BEGIN Extract provided

# 1997 Jeep Wrangler



## the_lawn_wizard (Dec 7, 2008)

I am looking at getting my first truck and want to get a truck that I can plow with and can also pull my trailer with my mowers on it in the summer is this a good jeep for that

http://www.cars.com/go/search/detail.jsp;?tracktype=usedcc&searchType=21&pageNumber=0&numResultsPerPage=50&largeNumResultsPerPage=0&sortorder=descending&sortfield=PRICE+descending&certifiedOnly=false&criteria=K-%7cE-%7cM-_23_%7cB-7000%7cN-N%7cR-30%7cI-1%2c7%7cP-PRICE+descending%7cQ-descending%7cZ-19352&aff=national&paId=136802947&recnum=8&leadExists=true


----------



## JeepTJ (Nov 4, 2006)

the_lawn_wizard;669436 said:


> I am looking at getting my first truck and want to get a truck that I can plow with and can also pull my trailer with my mowers on it in the summer is this a good jeep for that]


Jeep Wranglers have a low tow rating (2000 lbs) unless you have an extended wheelbase version (Unlimited). The tow rating goes up to 3500 lbs. These are 2006 model specs. What is the GVWR of your trailer? What do you want to plow? How often?

The pictures of the Wrangler look nice. You would have to get rid of the Get Stuck-Again (GS-A) spare tire and put on snow tires for plowing though!!!

Fran


----------



## theplowmeister (Nov 14, 2006)

JeepTJ;669557 said:


> Jeep Wranglers have a low tow rating (2000 lbs) unless you have an extended wheelbase version (Unlimited). The tow rating goes up to 3500 lbs. These are 2006 model specs. What is the GVWR of your trailer? What do you want to plow? How often?
> 
> The pictures of the Wrangler look nice. You would have to get rid of the Get Stuck-Again (GS-A) spare tire and put on snow tires for plowing though!!!
> 
> Fran


that and the D30 rear axle wont last long towing a hevey trailer.


----------



## JeepTJ (Nov 4, 2006)

theplowmeister;669585 said:


> that and the D30 rear axle wont last long towing a hevey trailer.


True, True!!! At least the Unlimited's came with a D44 in the rear.


----------



## '76cj5 (Dec 12, 2003)

JeepTJ;669557 said:



> You would have to get rid of the Get Stuck-Again (GS-A) spare tire and put on snow tires for plowing though!!!
> Fran


Only those people that own that tire know what you mean.  My '08 came with those tires and I can get stuck on wet asphalt.


----------



## JeepTJ (Nov 4, 2006)

[QUOTE='76cj5;669938]Only those people that own that tire know what you mean.  My '08 came with those tires and I can get stuck on wet asphalt. [/QUOTE]

I thought it was on DRY asphalt!!! My current summer tires are RS/As (really stuck again). They will need to be replaced this summer for something better.

Fran


----------

END Extract provided
BEGIN Supplied data

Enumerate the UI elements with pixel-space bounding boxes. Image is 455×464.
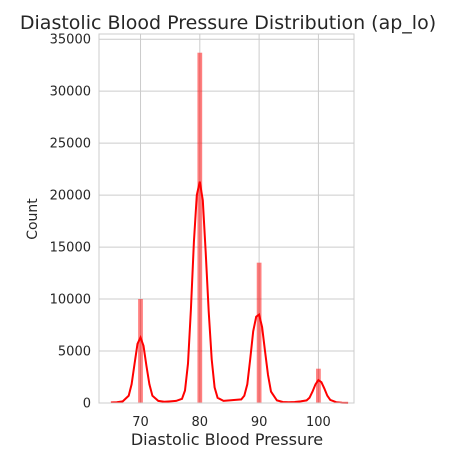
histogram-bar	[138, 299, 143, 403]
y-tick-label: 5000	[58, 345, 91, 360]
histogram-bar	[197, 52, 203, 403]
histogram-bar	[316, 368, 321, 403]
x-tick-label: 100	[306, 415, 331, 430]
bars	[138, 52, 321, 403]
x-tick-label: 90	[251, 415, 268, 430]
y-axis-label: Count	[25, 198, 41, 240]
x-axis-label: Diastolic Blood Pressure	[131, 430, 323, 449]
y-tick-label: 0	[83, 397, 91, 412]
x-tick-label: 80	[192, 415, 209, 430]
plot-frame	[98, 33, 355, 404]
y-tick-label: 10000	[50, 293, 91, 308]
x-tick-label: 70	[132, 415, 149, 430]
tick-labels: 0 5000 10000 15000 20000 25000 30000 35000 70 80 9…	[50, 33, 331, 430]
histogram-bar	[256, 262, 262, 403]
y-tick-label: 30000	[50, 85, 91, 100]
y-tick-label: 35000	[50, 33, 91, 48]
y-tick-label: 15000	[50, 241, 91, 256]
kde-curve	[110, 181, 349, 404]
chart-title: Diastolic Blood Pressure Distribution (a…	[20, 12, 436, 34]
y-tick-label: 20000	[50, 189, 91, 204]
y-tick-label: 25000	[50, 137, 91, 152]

END Supplied data
BEGIN Supplied data

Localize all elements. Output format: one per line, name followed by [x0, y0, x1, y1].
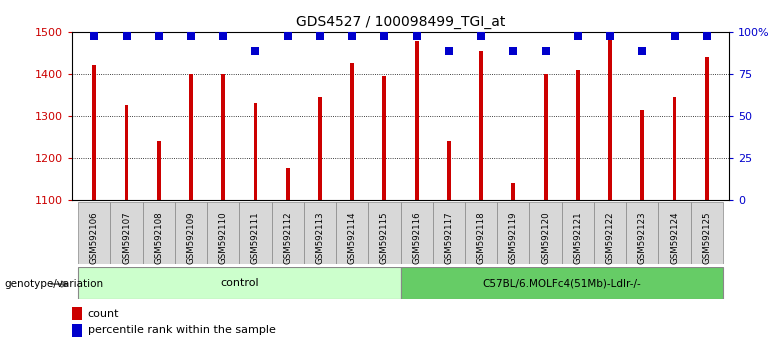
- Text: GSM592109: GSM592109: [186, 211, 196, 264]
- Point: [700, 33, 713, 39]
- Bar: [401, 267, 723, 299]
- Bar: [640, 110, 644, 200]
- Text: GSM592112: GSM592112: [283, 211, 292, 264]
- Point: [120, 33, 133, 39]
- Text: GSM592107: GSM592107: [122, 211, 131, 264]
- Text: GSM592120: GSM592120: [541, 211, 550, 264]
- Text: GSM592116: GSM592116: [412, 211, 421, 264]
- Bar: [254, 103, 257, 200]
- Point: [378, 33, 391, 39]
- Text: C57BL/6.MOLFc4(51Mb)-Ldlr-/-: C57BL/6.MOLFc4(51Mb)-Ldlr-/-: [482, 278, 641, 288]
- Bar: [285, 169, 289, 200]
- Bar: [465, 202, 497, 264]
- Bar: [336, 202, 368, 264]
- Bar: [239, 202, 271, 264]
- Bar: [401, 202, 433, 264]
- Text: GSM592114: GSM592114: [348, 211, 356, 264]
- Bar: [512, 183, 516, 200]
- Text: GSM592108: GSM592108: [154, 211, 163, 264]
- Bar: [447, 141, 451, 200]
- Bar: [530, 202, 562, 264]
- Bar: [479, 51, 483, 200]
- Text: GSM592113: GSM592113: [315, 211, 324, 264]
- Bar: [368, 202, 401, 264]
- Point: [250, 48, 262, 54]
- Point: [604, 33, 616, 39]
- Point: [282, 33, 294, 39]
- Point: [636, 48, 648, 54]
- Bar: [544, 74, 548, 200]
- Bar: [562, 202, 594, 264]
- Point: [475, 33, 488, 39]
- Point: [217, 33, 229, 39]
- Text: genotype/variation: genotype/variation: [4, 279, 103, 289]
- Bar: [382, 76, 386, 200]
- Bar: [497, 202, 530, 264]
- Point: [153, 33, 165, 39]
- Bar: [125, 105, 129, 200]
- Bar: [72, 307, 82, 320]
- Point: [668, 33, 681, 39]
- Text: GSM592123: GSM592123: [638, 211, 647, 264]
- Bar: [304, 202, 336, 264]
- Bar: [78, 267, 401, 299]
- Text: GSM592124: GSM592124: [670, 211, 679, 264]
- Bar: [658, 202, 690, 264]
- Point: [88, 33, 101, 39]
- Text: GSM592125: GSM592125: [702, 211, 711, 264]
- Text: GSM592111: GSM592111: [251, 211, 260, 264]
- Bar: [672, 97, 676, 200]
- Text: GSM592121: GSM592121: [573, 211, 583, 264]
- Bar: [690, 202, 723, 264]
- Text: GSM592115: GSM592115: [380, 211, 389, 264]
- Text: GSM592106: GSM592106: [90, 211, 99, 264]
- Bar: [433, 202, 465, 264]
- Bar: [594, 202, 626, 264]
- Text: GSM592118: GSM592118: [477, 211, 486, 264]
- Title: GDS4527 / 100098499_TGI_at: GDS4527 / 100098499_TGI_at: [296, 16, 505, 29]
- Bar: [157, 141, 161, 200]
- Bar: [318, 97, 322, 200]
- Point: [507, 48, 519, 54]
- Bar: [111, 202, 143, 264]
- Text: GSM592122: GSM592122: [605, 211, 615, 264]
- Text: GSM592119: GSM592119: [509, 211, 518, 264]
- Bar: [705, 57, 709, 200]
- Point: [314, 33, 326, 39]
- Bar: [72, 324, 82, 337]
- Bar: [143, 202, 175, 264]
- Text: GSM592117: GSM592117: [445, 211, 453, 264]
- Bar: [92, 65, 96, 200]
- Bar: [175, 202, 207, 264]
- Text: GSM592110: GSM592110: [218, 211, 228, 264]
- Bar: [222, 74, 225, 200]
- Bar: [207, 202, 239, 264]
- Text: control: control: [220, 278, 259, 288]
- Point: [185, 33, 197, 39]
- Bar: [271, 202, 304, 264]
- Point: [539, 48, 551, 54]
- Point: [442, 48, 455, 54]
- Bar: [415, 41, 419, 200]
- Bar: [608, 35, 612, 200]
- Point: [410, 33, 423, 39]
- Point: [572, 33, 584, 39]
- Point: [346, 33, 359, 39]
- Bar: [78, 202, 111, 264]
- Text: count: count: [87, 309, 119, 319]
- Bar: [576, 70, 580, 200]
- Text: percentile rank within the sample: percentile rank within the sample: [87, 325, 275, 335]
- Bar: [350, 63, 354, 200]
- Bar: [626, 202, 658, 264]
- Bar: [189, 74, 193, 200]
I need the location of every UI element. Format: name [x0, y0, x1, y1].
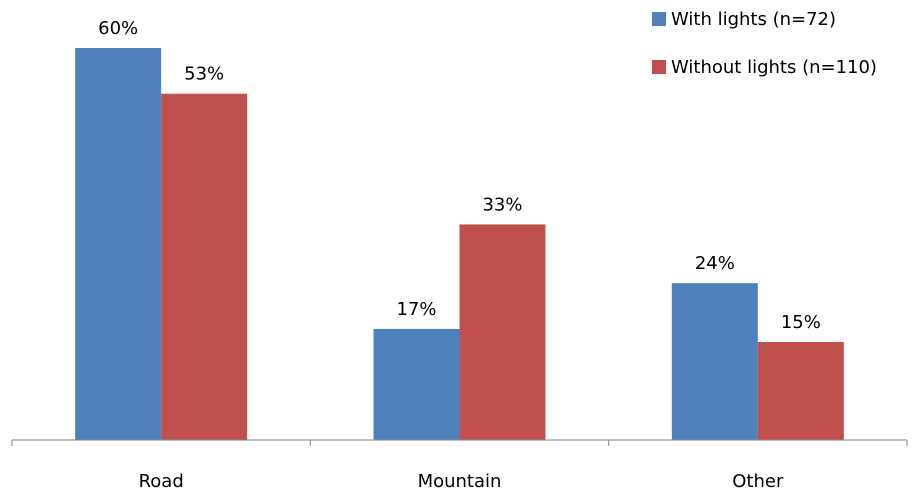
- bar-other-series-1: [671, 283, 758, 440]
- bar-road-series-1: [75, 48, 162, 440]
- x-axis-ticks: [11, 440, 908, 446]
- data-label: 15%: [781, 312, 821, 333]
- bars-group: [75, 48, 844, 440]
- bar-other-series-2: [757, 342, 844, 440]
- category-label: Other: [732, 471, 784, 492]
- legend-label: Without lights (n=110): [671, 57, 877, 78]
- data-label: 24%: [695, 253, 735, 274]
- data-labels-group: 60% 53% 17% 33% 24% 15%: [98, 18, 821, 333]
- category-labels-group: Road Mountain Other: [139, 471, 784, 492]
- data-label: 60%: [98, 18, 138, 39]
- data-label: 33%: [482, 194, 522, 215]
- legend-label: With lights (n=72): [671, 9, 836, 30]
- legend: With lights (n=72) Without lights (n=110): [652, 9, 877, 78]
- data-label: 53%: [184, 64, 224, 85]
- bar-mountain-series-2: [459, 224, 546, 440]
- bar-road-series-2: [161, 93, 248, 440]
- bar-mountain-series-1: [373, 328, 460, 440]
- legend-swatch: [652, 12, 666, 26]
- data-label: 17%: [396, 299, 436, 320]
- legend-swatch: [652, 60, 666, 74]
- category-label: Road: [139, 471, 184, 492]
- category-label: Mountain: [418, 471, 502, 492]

END Supplied data
BEGIN Supplied data

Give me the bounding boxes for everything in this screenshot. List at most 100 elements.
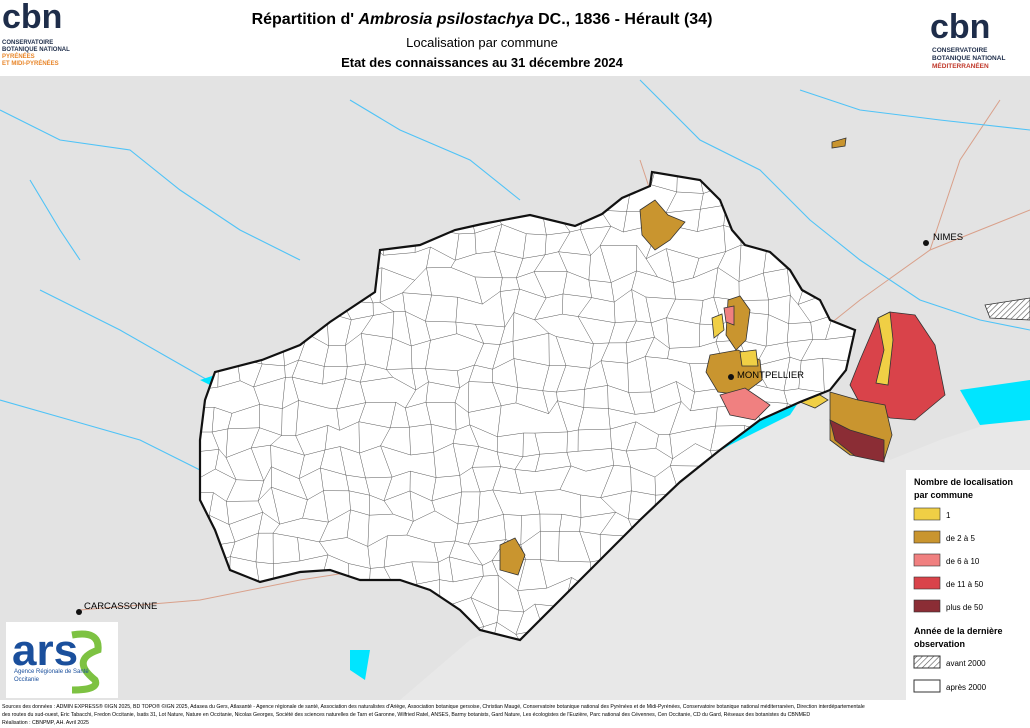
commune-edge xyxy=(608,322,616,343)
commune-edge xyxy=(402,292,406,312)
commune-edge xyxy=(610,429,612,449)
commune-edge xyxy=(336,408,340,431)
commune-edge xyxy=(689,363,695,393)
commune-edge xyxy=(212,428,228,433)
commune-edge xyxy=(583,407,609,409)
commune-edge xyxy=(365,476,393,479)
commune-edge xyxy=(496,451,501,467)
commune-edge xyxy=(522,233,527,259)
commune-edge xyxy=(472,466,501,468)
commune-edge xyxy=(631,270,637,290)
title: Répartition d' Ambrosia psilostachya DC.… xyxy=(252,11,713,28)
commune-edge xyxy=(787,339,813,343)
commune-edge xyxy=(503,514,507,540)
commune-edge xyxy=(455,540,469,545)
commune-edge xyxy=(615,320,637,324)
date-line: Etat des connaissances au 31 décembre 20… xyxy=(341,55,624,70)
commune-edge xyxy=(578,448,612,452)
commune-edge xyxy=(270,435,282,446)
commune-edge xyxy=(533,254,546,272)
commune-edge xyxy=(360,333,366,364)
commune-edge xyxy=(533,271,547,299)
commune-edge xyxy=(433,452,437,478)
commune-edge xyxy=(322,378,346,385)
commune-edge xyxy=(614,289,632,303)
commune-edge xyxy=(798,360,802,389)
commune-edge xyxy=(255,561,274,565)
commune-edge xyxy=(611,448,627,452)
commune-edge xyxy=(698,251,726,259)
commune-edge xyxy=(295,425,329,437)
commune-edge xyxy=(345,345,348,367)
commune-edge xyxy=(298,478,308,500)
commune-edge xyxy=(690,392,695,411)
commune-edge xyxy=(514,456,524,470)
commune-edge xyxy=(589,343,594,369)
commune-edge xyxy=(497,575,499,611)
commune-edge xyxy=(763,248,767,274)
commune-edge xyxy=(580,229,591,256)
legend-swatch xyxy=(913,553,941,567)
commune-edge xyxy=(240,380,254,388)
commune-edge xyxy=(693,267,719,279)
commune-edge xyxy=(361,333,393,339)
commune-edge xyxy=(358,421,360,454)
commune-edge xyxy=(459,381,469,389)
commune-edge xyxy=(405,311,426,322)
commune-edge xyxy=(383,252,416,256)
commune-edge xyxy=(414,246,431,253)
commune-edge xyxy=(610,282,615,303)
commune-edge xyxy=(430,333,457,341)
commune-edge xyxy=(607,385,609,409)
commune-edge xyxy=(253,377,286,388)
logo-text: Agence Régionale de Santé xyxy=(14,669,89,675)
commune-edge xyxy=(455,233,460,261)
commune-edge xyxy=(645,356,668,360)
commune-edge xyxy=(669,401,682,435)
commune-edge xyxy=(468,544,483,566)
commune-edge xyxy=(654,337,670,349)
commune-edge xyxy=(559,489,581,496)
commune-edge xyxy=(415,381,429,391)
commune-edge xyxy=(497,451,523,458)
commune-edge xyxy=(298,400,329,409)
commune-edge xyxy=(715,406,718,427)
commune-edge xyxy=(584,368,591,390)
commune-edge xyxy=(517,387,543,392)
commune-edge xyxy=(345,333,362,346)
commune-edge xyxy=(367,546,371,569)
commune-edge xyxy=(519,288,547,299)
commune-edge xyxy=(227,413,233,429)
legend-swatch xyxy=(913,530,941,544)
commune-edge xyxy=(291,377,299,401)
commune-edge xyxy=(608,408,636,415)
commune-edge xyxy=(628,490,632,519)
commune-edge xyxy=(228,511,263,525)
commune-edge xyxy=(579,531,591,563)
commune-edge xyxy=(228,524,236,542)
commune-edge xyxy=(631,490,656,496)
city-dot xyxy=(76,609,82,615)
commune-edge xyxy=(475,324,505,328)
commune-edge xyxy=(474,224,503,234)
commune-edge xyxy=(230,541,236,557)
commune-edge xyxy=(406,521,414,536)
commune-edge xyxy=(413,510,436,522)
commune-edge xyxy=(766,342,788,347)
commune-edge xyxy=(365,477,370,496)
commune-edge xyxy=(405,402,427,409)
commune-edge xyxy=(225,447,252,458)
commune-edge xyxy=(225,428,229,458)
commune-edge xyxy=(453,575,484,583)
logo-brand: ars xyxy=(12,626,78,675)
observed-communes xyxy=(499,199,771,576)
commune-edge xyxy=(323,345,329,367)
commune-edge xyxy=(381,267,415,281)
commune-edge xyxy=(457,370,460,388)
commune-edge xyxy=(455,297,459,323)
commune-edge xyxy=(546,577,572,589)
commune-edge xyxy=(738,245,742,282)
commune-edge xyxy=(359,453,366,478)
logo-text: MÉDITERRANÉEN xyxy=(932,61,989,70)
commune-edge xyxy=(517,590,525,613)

END Supplied data

* [Directives]
(A) Answer these questions from the Jeep Wrangler thread:
(i) What tow rating does it give for Wranglers that are not the extended wheelbase version?
(ii) What rear axle did the Unlimited models come with?
(iii) On what surface does the owner of the '08 say they can get stuck?
(B) Say whether each statement agrees with the Jeep Wrangler thread, and quote the words that decide it:
(i) The tow ratings given are 2006 model specs.
(ii) The D30 rear axle is described as holding up well when towing a heavy trailer.
(iii) JeepTJ plans to keep the current summer tires.

* [List of solutions]
(A)
(i) 2000 lbs
(ii) A D44
(iii) Wet asphalt

(B)
(i) Yes: "These are 2006 model specs."
(ii) No: "the D30 rear axle wont last long towing a hevey trailer."
(iii) No: "They will need to be replaced this summer for something better."